> Problem requirements: Return all of the data exactly, with nothing left out but the pictures.

Start of Input data

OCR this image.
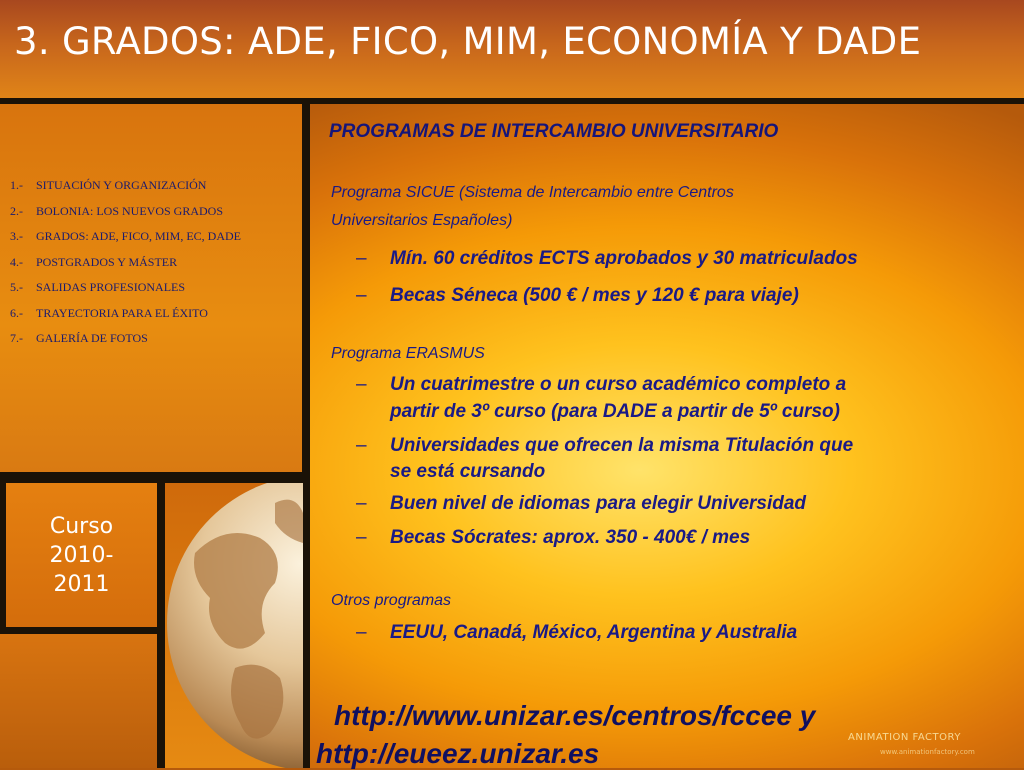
3. GRADOS: ADE, FICO, MIM, ECONOMÍA Y DADE
1.- SITUACIÓN Y ORGANIZACIÓN
2.- BOLONIA: LOS NUEVOS GRADOS
3.- GRADOS: ADE, FICO, MIM, EC, DADE
4.- POSTGRADOS Y MÁSTER
5.- SALIDAS PROFESIONALES
6.- TRAYECTORIA PARA EL ÉXITO
7.- GALERÍA DE FOTOS
Curso
2010-
2011

PROGRAMAS DE INTERCAMBIO UNIVERSITARIO

Programa SICUE (Sistema de Intercambio entre Centros

Universitarios Españoles)

– Mín. 60 créditos ECTS aprobados y 30 matriculados

– Becas Séneca (500 € / mes y 120 € para viaje)

Programa ERASMUS

– Un cuatrimestre o un curso académico completo a

partir de 3º curso (para DADE a partir de 5º curso)

– Universidades que ofrecen la misma Titulación que

se está cursando

– Buen nivel de idiomas para elegir Universidad

– Becas Sócrates: aprox. 350 - 400€ / mes

Otros programas

– EEUU, Canadá, México, Argentina y Australia

http://www.unizar.es/centros/fccee y

http://eueez.unizar.es

ANIMATION FACTORY
www.animationfactory.com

End of Input data

> Solution to this problem:
OCR this image.
3. GRADOS: ADE, FICO, MIM, ECONOMÍA Y DADE
1.- SITUACIÓN Y ORGANIZACIÓN
2.- BOLONIA: LOS NUEVOS GRADOS
3.- GRADOS: ADE, FICO, MIM, EC, DADE
4.- POSTGRADOS Y MÁSTER
5.- SALIDAS PROFESIONALES
6.- TRAYECTORIA PARA EL ÉXITO
7.- GALERÍA DE FOTOS
Curso
2010-
2011

PROGRAMAS DE INTERCAMBIO UNIVERSITARIO

Programa SICUE (Sistema de Intercambio entre Centros

Universitarios Españoles)

– Mín. 60 créditos ECTS aprobados y 30 matriculados

– Becas Séneca (500 € / mes y 120 € para viaje)

Programa ERASMUS

– Un cuatrimestre o un curso académico completo a

partir de 3º curso (para DADE a partir de 5º curso)

– Universidades que ofrecen la misma Titulación que

se está cursando

– Buen nivel de idiomas para elegir Universidad

– Becas Sócrates: aprox. 350 - 400€ / mes

Otros programas

– EEUU, Canadá, México, Argentina y Australia

http://www.unizar.es/centros/fccee y

http://eueez.unizar.es

ANIMATION FACTORY
www.animationfactory.com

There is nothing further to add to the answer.